## start Input data

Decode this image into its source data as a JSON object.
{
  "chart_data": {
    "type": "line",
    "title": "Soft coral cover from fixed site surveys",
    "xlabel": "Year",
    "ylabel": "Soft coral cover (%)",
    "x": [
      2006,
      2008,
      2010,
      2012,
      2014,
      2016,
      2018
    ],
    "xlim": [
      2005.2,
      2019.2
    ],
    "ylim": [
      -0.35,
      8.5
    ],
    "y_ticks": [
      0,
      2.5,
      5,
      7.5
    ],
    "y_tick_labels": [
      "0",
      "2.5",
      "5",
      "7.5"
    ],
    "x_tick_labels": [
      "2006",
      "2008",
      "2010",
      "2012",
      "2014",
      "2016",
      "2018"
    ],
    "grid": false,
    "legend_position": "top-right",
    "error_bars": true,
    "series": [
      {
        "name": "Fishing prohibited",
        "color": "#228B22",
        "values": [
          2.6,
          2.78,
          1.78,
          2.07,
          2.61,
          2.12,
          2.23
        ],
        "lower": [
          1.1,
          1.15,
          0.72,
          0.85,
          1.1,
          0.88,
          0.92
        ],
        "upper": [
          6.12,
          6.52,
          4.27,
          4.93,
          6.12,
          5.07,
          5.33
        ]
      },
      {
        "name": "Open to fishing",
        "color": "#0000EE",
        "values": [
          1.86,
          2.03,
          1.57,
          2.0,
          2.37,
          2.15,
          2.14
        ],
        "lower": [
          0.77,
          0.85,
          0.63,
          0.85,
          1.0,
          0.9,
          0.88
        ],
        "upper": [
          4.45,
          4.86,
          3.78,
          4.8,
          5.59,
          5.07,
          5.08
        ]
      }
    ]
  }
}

## end Input data

# Exercise instructions
Extract the complete data, matching each line exactly.

# Worked solution
Decode this image into its source data as a JSON object.
{
  "chart_data": {
    "type": "line",
    "title": "Soft coral cover from fixed site surveys",
    "xlabel": "Year",
    "ylabel": "Soft coral cover (%)",
    "x": [
      2006,
      2008,
      2010,
      2012,
      2014,
      2016,
      2018
    ],
    "xlim": [
      2005.2,
      2019.2
    ],
    "ylim": [
      -0.35,
      8.5
    ],
    "y_ticks": [
      0,
      2.5,
      5,
      7.5
    ],
    "y_tick_labels": [
      "0",
      "2.5",
      "5",
      "7.5"
    ],
    "x_tick_labels": [
      "2006",
      "2008",
      "2010",
      "2012",
      "2014",
      "2016",
      "2018"
    ],
    "grid": false,
    "legend_position": "top-right",
    "error_bars": true,
    "series": [
      {
        "name": "Fishing prohibited",
        "color": "#228B22",
        "values": [
          2.6,
          2.78,
          1.78,
          2.07,
          2.61,
          2.12,
          2.23
        ],
        "lower": [
          1.1,
          1.15,
          0.72,
          0.85,
          1.1,
          0.88,
          0.92
        ],
        "upper": [
          6.12,
          6.52,
          4.27,
          4.93,
          6.12,
          5.07,
          5.33
        ]
      },
      {
        "name": "Open to fishing",
        "color": "#0000EE",
        "values": [
          1.86,
          2.03,
          1.57,
          2.0,
          2.37,
          2.15,
          2.14
        ],
        "lower": [
          0.77,
          0.85,
          0.63,
          0.85,
          1.0,
          0.9,
          0.88
        ],
        "upper": [
          4.45,
          4.86,
          3.78,
          4.8,
          5.59,
          5.07,
          5.08
        ]
      }
    ]
  }
}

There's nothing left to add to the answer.